Set task –
Collect the lines of the entries where "this" shows up.

[Extracted data entries]
**********

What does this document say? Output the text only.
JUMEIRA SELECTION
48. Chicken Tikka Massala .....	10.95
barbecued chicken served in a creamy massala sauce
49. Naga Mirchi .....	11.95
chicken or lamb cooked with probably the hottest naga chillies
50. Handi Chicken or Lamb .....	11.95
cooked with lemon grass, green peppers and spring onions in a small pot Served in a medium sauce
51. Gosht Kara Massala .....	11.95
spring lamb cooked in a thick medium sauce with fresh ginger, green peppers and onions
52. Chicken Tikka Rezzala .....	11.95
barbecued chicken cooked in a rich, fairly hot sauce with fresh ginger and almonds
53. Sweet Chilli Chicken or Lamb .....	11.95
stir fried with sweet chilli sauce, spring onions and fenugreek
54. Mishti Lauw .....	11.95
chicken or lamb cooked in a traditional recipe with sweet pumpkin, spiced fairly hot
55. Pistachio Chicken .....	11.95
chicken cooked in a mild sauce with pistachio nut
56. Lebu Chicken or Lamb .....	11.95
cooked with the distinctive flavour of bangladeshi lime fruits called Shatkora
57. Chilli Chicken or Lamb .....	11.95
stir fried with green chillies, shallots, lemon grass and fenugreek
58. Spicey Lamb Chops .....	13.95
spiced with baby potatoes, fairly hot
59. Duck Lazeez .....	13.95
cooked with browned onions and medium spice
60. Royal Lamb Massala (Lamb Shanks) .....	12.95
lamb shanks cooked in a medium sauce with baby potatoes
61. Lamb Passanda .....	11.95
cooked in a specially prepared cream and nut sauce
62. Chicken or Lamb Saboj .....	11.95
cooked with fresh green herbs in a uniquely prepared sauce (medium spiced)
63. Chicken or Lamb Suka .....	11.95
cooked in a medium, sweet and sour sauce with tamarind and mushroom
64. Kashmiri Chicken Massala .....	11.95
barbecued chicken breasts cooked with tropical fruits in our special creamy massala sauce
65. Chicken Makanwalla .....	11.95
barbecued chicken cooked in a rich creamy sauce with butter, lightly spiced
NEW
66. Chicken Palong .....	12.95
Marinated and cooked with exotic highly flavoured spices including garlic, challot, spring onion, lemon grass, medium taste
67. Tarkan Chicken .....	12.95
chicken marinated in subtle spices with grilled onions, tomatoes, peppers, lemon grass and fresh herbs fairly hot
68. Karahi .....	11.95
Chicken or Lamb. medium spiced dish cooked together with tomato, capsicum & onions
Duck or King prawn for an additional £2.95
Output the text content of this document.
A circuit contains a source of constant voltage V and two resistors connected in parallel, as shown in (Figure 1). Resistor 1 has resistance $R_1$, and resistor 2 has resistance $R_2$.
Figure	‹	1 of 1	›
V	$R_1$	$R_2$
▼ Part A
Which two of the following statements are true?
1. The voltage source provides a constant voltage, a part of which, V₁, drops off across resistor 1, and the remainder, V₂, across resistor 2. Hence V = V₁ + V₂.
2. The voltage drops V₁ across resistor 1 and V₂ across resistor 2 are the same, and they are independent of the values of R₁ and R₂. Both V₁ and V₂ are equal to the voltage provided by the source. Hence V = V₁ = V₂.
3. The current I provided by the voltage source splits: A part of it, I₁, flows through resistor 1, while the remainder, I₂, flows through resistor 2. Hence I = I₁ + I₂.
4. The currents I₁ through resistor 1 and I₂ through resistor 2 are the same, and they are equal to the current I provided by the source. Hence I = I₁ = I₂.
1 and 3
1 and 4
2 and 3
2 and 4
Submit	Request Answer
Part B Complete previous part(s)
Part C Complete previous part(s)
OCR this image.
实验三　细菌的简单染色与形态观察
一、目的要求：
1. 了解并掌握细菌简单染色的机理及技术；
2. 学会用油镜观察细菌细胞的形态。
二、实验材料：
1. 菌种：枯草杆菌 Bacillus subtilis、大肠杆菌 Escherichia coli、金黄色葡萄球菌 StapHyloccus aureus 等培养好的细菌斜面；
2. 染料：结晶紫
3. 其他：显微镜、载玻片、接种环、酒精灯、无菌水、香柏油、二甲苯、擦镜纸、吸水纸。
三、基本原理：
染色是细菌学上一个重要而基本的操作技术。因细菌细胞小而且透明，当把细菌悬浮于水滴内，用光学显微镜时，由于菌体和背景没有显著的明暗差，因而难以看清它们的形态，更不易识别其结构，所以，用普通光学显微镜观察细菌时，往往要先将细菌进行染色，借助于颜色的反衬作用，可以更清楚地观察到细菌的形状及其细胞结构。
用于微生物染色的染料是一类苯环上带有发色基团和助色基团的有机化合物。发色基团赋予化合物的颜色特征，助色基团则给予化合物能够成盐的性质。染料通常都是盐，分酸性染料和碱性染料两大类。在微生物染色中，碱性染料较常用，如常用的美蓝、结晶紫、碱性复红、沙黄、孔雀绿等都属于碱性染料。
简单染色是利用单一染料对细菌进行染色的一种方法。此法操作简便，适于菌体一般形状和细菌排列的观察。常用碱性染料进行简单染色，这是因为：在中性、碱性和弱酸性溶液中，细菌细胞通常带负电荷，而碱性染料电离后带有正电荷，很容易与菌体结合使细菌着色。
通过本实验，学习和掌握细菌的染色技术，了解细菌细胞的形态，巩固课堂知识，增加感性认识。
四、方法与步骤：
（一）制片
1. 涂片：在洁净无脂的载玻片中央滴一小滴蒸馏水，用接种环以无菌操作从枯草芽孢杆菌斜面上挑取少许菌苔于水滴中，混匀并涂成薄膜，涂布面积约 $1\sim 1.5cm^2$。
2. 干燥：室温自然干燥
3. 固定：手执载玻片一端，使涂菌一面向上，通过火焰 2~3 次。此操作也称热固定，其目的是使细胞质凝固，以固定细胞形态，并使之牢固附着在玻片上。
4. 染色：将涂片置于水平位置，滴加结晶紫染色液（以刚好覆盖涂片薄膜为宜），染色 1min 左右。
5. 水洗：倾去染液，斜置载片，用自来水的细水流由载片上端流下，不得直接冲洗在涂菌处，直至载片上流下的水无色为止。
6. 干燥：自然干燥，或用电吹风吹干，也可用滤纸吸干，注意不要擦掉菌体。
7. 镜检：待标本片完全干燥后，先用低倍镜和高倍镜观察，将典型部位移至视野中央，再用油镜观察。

**********

Output –
What does this document say? Output the text only.
Output the text content of this document.
OCR this image.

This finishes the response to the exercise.